## Short task:
You are to retype all of the data exactly as it appears.

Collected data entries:
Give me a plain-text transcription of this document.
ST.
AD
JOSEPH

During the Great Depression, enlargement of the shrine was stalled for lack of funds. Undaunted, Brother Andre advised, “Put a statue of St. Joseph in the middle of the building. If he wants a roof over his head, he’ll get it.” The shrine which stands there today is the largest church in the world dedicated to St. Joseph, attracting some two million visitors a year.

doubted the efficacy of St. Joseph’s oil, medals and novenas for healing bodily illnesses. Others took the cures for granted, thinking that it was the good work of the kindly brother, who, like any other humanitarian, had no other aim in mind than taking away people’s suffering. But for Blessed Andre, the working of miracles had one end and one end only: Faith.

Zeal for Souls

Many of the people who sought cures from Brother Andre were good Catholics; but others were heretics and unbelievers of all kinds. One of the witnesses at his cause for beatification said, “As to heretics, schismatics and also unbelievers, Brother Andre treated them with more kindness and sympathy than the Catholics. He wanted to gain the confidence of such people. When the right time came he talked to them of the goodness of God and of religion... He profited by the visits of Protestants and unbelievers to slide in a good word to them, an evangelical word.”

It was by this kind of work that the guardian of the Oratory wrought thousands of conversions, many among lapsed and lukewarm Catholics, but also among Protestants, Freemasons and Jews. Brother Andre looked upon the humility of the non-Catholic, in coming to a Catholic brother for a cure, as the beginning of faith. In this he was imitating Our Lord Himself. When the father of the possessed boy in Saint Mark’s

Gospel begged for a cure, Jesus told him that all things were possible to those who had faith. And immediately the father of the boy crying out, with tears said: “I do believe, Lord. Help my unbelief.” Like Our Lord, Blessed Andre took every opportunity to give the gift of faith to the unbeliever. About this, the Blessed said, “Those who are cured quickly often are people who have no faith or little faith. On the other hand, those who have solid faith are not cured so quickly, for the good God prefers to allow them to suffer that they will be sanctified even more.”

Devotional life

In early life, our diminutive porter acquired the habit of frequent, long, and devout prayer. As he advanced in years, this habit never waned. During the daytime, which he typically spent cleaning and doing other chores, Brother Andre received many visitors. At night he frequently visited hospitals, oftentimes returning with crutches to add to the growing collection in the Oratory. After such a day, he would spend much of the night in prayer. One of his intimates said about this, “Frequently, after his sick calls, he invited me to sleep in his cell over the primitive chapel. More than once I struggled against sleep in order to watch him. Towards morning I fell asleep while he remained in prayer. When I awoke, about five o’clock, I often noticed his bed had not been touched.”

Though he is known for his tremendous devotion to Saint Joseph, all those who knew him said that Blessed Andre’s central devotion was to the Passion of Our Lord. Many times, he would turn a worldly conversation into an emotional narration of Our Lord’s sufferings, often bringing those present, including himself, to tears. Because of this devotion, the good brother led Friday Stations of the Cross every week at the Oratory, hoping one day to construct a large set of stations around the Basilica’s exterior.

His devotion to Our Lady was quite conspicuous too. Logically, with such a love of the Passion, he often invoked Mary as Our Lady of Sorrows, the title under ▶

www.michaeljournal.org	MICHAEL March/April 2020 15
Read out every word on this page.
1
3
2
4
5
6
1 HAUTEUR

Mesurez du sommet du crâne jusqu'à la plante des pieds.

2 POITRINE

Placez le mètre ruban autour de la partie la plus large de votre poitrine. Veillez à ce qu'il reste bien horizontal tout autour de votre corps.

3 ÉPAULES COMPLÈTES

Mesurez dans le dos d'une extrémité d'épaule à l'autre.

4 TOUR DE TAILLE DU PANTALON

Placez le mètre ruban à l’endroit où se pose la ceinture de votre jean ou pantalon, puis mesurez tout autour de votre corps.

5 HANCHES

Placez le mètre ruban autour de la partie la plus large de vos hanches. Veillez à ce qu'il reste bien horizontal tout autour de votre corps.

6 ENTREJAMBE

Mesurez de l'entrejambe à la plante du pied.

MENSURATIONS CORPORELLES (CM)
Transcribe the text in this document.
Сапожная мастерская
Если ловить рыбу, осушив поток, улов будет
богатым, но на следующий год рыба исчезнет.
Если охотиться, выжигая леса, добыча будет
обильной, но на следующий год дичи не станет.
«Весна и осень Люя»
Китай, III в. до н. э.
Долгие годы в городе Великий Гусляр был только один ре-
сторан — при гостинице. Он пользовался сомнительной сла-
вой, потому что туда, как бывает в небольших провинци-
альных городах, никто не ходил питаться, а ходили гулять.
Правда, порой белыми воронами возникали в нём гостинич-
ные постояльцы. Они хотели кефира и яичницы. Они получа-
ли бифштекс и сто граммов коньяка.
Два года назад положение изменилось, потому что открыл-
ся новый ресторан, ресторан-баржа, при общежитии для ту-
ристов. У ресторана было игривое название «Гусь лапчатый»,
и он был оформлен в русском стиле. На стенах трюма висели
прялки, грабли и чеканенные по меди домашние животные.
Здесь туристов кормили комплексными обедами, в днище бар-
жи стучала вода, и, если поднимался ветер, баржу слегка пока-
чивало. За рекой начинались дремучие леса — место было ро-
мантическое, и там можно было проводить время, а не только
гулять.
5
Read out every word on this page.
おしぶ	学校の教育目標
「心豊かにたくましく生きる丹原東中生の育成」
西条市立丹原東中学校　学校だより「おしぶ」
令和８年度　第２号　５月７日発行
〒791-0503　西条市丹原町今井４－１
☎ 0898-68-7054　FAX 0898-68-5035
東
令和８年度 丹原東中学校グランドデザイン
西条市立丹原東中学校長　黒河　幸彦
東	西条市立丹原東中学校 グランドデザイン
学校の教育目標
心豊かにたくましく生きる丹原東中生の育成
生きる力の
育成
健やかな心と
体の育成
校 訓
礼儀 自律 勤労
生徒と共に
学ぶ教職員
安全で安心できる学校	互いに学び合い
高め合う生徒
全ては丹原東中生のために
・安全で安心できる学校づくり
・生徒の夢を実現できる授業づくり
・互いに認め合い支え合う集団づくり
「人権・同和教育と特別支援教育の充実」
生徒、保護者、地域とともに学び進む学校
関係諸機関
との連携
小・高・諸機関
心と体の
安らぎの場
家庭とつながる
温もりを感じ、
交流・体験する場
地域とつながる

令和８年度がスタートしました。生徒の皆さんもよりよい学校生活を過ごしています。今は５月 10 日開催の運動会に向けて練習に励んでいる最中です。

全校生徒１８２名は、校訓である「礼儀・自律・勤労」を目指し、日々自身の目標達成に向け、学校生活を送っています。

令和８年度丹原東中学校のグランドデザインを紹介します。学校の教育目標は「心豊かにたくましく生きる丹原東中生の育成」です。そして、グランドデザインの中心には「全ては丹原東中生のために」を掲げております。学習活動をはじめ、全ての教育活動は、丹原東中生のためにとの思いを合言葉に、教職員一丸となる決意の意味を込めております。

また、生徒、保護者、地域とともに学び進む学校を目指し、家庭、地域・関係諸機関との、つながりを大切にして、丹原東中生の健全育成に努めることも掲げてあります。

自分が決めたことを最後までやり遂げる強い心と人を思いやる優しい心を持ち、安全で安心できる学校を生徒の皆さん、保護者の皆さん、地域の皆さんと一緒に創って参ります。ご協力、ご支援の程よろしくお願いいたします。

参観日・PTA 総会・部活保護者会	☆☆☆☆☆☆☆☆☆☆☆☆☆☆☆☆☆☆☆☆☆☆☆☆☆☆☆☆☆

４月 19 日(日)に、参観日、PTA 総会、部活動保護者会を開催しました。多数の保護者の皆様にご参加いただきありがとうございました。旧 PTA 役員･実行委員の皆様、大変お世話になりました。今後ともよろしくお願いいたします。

## Exercise answer:
Give me a plain-text transcription of this document.
ST.
AD
JOSEPH

During the Great Depression, enlargement of the shrine was stalled for lack of funds. Undaunted, Brother Andre advised, “Put a statue of St. Joseph in the middle of the building. If he wants a roof over his head, he’ll get it.” The shrine which stands there today is the largest church in the world dedicated to St. Joseph, attracting some two million visitors a year.

doubted the efficacy of St. Joseph’s oil, medals and novenas for healing bodily illnesses. Others took the cures for granted, thinking that it was the good work of the kindly brother, who, like any other humanitarian, had no other aim in mind than taking away people’s suffering. But for Blessed Andre, the working of miracles had one end and one end only: Faith.

Zeal for Souls

Many of the people who sought cures from Brother Andre were good Catholics; but others were heretics and unbelievers of all kinds. One of the witnesses at his cause for beatification said, “As to heretics, schismatics and also unbelievers, Brother Andre treated them with more kindness and sympathy than the Catholics. He wanted to gain the confidence of such people. When the right time came he talked to them of the goodness of God and of religion... He profited by the visits of Protestants and unbelievers to slide in a good word to them, an evangelical word.”

It was by this kind of work that the guardian of the Oratory wrought thousands of conversions, many among lapsed and lukewarm Catholics, but also among Protestants, Freemasons and Jews. Brother Andre looked upon the humility of the non-Catholic, in coming to a Catholic brother for a cure, as the beginning of faith. In this he was imitating Our Lord Himself. When the father of the possessed boy in Saint Mark’s

Gospel begged for a cure, Jesus told him that all things were possible to those who had faith. And immediately the father of the boy crying out, with tears said: “I do believe, Lord. Help my unbelief.” Like Our Lord, Blessed Andre took every opportunity to give the gift of faith to the unbeliever. About this, the Blessed said, “Those who are cured quickly often are people who have no faith or little faith. On the other hand, those who have solid faith are not cured so quickly, for the good God prefers to allow them to suffer that they will be sanctified even more.”

Devotional life

In early life, our diminutive porter acquired the habit of frequent, long, and devout prayer. As he advanced in years, this habit never waned. During the daytime, which he typically spent cleaning and doing other chores, Brother Andre received many visitors. At night he frequently visited hospitals, oftentimes returning with crutches to add to the growing collection in the Oratory. After such a day, he would spend much of the night in prayer. One of his intimates said about this, “Frequently, after his sick calls, he invited me to sleep in his cell over the primitive chapel. More than once I struggled against sleep in order to watch him. Towards morning I fell asleep while he remained in prayer. When I awoke, about five o’clock, I often noticed his bed had not been touched.”

Though he is known for his tremendous devotion to Saint Joseph, all those who knew him said that Blessed Andre’s central devotion was to the Passion of Our Lord. Many times, he would turn a worldly conversation into an emotional narration of Our Lord’s sufferings, often bringing those present, including himself, to tears. Because of this devotion, the good brother led Friday Stations of the Cross every week at the Oratory, hoping one day to construct a large set of stations around the Basilica’s exterior.

His devotion to Our Lady was quite conspicuous too. Logically, with such a love of the Passion, he often invoked Mary as Our Lady of Sorrows, the title under ▶

www.michaeljournal.org	MICHAEL March/April 2020 15
Read out every word on this page.
1
3
2
4
5
6
1 HAUTEUR

Mesurez du sommet du crâne jusqu'à la plante des pieds.

2 POITRINE

Placez le mètre ruban autour de la partie la plus large de votre poitrine. Veillez à ce qu'il reste bien horizontal tout autour de votre corps.

3 ÉPAULES COMPLÈTES

Mesurez dans le dos d'une extrémité d'épaule à l'autre.

4 TOUR DE TAILLE DU PANTALON

Placez le mètre ruban à l’endroit où se pose la ceinture de votre jean ou pantalon, puis mesurez tout autour de votre corps.

5 HANCHES

Placez le mètre ruban autour de la partie la plus large de vos hanches. Veillez à ce qu'il reste bien horizontal tout autour de votre corps.

6 ENTREJAMBE

Mesurez de l'entrejambe à la plante du pied.

MENSURATIONS CORPORELLES (CM)
Transcribe the text in this document.
Сапожная мастерская
Если ловить рыбу, осушив поток, улов будет
богатым, но на следующий год рыба исчезнет.
Если охотиться, выжигая леса, добыча будет
обильной, но на следующий год дичи не станет.
«Весна и осень Люя»
Китай, III в. до н. э.
Долгие годы в городе Великий Гусляр был только один ре-
сторан — при гостинице. Он пользовался сомнительной сла-
вой, потому что туда, как бывает в небольших провинци-
альных городах, никто не ходил питаться, а ходили гулять.
Правда, порой белыми воронами возникали в нём гостинич-
ные постояльцы. Они хотели кефира и яичницы. Они получа-
ли бифштекс и сто граммов коньяка.
Два года назад положение изменилось, потому что открыл-
ся новый ресторан, ресторан-баржа, при общежитии для ту-
ристов. У ресторана было игривое название «Гусь лапчатый»,
и он был оформлен в русском стиле. На стенах трюма висели
прялки, грабли и чеканенные по меди домашние животные.
Здесь туристов кормили комплексными обедами, в днище бар-
жи стучала вода, и, если поднимался ветер, баржу слегка пока-
чивало. За рекой начинались дремучие леса — место было ро-
мантическое, и там можно было проводить время, а не только
гулять.
5
Read out every word on this page.
おしぶ	学校の教育目標
「心豊かにたくましく生きる丹原東中生の育成」
西条市立丹原東中学校　学校だより「おしぶ」
令和８年度　第２号　５月７日発行
〒791-0503　西条市丹原町今井４－１
☎ 0898-68-7054　FAX 0898-68-5035
東
令和８年度 丹原東中学校グランドデザイン
西条市立丹原東中学校長　黒河　幸彦
東	西条市立丹原東中学校 グランドデザイン
学校の教育目標
心豊かにたくましく生きる丹原東中生の育成
生きる力の
育成
健やかな心と
体の育成
校 訓
礼儀 自律 勤労
生徒と共に
学ぶ教職員
安全で安心できる学校	互いに学び合い
高め合う生徒
全ては丹原東中生のために
・安全で安心できる学校づくり
・生徒の夢を実現できる授業づくり
・互いに認め合い支え合う集団づくり
「人権・同和教育と特別支援教育の充実」
生徒、保護者、地域とともに学び進む学校
関係諸機関
との連携
小・高・諸機関
心と体の
安らぎの場
家庭とつながる
温もりを感じ、
交流・体験する場
地域とつながる

令和８年度がスタートしました。生徒の皆さんもよりよい学校生活を過ごしています。今は５月 10 日開催の運動会に向けて練習に励んでいる最中です。

全校生徒１８２名は、校訓である「礼儀・自律・勤労」を目指し、日々自身の目標達成に向け、学校生活を送っています。

令和８年度丹原東中学校のグランドデザインを紹介します。学校の教育目標は「心豊かにたくましく生きる丹原東中生の育成」です。そして、グランドデザインの中心には「全ては丹原東中生のために」を掲げております。学習活動をはじめ、全ての教育活動は、丹原東中生のためにとの思いを合言葉に、教職員一丸となる決意の意味を込めております。

また、生徒、保護者、地域とともに学び進む学校を目指し、家庭、地域・関係諸機関との、つながりを大切にして、丹原東中生の健全育成に努めることも掲げてあります。

自分が決めたことを最後までやり遂げる強い心と人を思いやる優しい心を持ち、安全で安心できる学校を生徒の皆さん、保護者の皆さん、地域の皆さんと一緒に創って参ります。ご協力、ご支援の程よろしくお願いいたします。

参観日・PTA 総会・部活保護者会	☆☆☆☆☆☆☆☆☆☆☆☆☆☆☆☆☆☆☆☆☆☆☆☆☆☆☆☆☆

４月 19 日(日)に、参観日、PTA 総会、部活動保護者会を開催しました。多数の保護者の皆様にご参加いただきありがとうございました。旧 PTA 役員･実行委員の皆様、大変お世話になりました。今後ともよろしくお願いいたします。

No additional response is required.